◆ **WORK TO DO**:
1. In the pork burrito review, which two chains does the writer avoid considering by reviewing only pork burritos?
2. Write the next part of the Qdoba pork burrito review, starting right after its final sentence.

◆ **SOURCE TEXT**:
Once again, here are the rules: I will only be reviewing pork burritos because, well, it’s me. Also, it saves me from having to take places like Taco Time and Taco Bell into consideration. I will not be purchasing any premium add-ons; if it isn’t available as a standard choice, I ain’t getting it. I’ll only be reviewing burritos from fast food chains, because bringing restaurants and taco trucks into it just casts too wide a net. And because this is a series about a specific food item from fast food chain eateries, I won’t be using my standard rating system for the atmosphere, service and so on (though I may mention those things in passing). Also, keep in mind that I’m rating this stuff for what it is, not measured against authentic Mexican food or restaurants, so an A+ doesn’t mean it’s the best food ever. And now…
I never ate at Qdoba before this visit, which makes sense because the reason I wanted to do this series to start with was to force myself to try some of the places I’ve been ignoring so I can do a fair comparison. What I discovered in this case was a very middle of the road kind of eatery. Not as good as places like Chipotle, but not as bad as Chronic Tacos either. To be honest, with nothing particularly worthy of praise or terrible enough to complain loudly about, it’s been hard to motivate myself to do this write-up and I’ve been sitting on it for a while now. Let’s just get it over with, shall we?

◆ **RECORDED DATA**:
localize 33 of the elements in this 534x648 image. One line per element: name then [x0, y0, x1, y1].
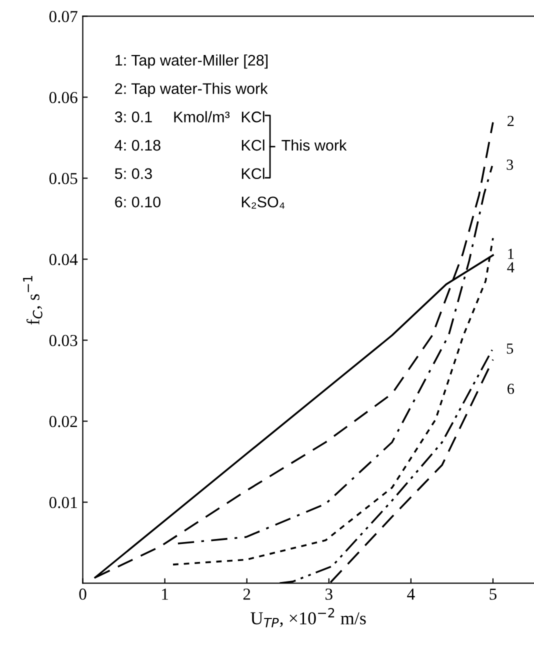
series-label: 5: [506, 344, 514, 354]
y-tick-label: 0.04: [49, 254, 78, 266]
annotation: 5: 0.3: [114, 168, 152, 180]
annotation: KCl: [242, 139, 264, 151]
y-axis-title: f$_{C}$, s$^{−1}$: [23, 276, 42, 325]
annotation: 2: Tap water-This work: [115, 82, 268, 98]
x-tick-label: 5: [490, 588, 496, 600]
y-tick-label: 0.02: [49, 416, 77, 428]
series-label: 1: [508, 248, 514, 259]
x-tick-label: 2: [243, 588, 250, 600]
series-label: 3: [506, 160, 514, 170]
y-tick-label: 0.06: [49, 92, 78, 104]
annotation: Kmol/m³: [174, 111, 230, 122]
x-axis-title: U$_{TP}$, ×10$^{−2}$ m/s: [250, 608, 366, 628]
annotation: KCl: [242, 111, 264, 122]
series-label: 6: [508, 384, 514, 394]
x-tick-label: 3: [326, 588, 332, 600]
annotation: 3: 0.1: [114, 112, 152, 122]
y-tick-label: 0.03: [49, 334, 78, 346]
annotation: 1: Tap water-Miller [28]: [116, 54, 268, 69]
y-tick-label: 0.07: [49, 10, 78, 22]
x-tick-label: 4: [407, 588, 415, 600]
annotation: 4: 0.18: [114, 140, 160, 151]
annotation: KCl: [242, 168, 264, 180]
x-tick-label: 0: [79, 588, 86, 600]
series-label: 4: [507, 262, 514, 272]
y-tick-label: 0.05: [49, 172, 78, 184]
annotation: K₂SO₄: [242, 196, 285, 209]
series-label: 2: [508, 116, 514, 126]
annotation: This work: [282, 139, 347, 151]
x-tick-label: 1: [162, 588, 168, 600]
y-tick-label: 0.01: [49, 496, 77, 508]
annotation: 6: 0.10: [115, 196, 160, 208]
* * *
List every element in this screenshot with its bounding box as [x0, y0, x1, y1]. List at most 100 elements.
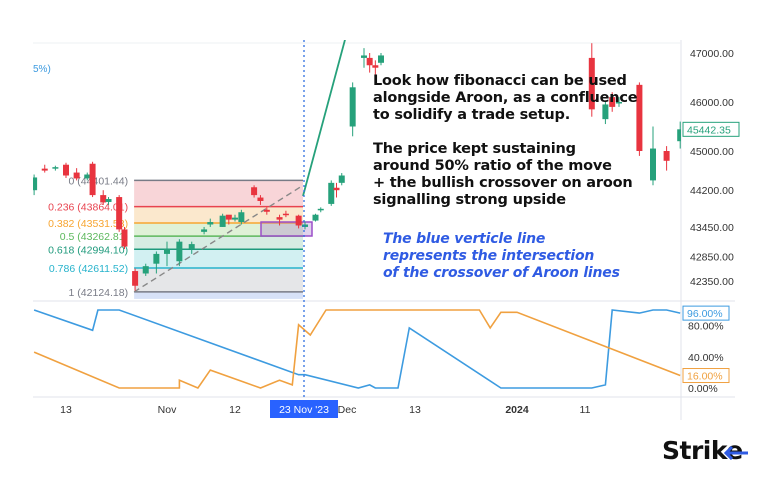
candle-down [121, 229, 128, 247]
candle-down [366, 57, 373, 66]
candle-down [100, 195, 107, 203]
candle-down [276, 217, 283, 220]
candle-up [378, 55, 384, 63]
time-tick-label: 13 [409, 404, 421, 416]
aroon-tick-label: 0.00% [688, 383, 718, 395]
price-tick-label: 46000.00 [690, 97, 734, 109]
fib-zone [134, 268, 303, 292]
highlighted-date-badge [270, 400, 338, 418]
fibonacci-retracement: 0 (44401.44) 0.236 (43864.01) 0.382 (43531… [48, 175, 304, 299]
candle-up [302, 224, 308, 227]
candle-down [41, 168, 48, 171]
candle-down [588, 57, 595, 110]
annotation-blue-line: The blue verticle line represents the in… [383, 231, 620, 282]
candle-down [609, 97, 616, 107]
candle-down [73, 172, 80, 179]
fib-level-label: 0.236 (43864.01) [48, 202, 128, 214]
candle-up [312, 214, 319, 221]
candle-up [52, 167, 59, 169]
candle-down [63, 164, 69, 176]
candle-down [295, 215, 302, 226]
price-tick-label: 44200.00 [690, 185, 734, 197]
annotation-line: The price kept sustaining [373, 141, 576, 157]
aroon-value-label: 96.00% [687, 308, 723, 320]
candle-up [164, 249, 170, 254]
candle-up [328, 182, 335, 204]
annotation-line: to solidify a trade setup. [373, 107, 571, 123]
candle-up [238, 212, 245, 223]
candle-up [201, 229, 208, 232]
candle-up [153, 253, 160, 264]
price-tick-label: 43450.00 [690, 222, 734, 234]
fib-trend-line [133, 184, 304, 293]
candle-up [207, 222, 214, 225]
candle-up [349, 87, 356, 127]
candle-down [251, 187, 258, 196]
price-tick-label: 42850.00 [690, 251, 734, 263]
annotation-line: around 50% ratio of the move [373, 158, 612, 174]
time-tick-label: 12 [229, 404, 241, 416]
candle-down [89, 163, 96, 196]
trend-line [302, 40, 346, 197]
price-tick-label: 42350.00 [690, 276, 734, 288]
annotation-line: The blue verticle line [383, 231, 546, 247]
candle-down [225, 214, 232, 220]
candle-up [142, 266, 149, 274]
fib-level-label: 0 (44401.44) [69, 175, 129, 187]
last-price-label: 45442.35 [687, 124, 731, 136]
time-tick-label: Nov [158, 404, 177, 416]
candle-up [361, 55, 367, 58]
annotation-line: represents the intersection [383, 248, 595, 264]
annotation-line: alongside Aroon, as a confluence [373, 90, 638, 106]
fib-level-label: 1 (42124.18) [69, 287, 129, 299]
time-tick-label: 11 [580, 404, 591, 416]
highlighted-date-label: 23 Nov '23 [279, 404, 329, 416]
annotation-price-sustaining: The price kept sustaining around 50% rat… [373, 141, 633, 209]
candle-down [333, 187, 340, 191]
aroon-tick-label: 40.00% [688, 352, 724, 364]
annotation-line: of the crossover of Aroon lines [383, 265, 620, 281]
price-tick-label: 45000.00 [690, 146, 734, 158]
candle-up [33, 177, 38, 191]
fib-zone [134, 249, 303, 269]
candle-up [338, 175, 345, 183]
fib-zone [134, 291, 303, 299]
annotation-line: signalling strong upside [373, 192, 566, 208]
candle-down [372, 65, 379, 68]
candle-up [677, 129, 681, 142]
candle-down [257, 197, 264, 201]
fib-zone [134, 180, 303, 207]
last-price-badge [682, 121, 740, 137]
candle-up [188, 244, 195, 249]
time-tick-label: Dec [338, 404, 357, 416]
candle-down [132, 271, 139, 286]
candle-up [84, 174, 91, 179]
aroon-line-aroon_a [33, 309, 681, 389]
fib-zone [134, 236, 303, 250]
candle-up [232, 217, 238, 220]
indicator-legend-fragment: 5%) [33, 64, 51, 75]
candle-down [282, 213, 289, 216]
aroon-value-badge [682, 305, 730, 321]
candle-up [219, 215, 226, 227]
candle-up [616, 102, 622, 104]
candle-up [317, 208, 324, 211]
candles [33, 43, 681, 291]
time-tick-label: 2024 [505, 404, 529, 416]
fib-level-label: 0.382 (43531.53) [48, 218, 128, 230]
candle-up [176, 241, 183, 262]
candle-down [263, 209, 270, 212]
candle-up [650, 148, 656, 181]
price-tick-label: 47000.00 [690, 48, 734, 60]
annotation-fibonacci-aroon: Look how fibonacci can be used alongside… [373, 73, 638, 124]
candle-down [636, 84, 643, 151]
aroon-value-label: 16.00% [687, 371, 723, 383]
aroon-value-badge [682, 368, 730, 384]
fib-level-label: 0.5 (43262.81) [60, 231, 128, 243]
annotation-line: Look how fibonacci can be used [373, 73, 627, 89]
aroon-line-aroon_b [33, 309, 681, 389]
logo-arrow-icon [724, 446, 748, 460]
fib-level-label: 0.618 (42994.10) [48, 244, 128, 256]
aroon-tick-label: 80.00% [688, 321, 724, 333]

◆ **IN RESPONSE**:
1. Taco Time and Taco Bell.

2.
Tortilla – Qdoba is another of those joints that uses a steam press to warm and moisten their tortillas to make them pliable. This is the worst result I’ve come across so far, resulting in a tortilla that was damp, flavorless and particularly chewy. In places where it overlapped, it was like trying to eat bread dough. Grade: C
Filling – Like many of the other burrito eateries, they use a steam table setup. This isn’t always cause for concern, but in this case the pork was unpleasantly high in salt, and that’s coming from a man who likes his sodium. You have the usual choice of black or pinto beans, four salsas ranging from pico de gallo to habanero (you can mix up to three if you like), cheese, and sour cream. Grade: C+ for quality, B for customizability.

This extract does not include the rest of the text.